§ **Given instruction**
Determine the number of lines in these entries that hold the word "principles". Give the number and nothing more.

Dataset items
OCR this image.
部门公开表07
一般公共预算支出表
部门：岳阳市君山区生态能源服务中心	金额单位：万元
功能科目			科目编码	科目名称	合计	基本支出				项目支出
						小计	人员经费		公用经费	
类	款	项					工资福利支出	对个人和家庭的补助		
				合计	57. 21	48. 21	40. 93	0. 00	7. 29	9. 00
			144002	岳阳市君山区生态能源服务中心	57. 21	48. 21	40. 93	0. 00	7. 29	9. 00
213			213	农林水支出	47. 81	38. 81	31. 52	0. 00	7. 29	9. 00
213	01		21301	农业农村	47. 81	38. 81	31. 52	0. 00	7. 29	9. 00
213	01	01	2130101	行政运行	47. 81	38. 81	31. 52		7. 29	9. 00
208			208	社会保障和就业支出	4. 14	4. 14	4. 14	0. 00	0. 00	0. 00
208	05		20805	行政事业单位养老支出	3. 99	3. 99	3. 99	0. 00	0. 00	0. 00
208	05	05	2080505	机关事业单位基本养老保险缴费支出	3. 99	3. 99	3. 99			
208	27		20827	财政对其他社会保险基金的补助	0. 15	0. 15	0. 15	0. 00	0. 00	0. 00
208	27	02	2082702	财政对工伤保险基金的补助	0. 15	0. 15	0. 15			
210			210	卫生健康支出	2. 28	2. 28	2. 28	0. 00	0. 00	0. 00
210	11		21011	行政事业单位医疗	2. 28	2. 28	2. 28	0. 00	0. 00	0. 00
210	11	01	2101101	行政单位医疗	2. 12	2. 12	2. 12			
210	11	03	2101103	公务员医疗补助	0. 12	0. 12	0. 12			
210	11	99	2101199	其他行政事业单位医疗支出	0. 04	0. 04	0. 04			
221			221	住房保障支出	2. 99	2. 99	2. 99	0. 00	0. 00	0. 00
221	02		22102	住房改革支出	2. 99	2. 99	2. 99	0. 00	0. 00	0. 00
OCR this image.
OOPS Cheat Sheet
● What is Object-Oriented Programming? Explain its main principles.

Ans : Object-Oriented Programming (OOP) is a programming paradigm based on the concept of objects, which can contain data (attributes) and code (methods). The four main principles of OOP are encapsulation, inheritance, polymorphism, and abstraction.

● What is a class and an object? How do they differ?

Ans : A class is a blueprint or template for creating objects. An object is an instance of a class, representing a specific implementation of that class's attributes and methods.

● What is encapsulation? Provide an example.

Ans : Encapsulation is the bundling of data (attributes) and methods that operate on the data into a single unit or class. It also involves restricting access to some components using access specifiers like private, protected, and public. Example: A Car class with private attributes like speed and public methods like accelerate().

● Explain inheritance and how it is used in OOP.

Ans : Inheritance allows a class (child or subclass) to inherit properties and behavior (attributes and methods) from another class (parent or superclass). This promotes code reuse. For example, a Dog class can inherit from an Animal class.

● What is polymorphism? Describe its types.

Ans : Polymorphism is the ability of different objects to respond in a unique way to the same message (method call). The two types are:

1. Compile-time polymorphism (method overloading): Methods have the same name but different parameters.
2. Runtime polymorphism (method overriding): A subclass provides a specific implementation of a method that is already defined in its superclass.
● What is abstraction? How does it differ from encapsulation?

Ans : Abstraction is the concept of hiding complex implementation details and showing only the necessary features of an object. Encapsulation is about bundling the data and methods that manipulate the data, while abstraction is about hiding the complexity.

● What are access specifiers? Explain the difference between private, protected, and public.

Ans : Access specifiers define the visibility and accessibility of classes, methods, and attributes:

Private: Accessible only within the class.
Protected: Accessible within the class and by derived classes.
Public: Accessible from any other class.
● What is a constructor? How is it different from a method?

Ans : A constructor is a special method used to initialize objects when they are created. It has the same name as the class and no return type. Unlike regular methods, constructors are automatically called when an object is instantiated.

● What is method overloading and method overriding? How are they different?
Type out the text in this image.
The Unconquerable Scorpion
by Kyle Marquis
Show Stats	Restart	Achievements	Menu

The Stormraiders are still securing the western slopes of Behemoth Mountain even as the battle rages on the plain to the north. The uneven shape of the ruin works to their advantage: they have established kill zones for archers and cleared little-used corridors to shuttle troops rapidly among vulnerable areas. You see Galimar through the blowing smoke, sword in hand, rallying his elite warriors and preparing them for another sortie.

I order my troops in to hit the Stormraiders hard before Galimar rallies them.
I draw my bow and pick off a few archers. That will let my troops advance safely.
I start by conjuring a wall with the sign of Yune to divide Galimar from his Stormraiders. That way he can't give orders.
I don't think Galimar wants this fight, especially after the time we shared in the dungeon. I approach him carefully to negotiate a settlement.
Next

§ **Result for this task**
2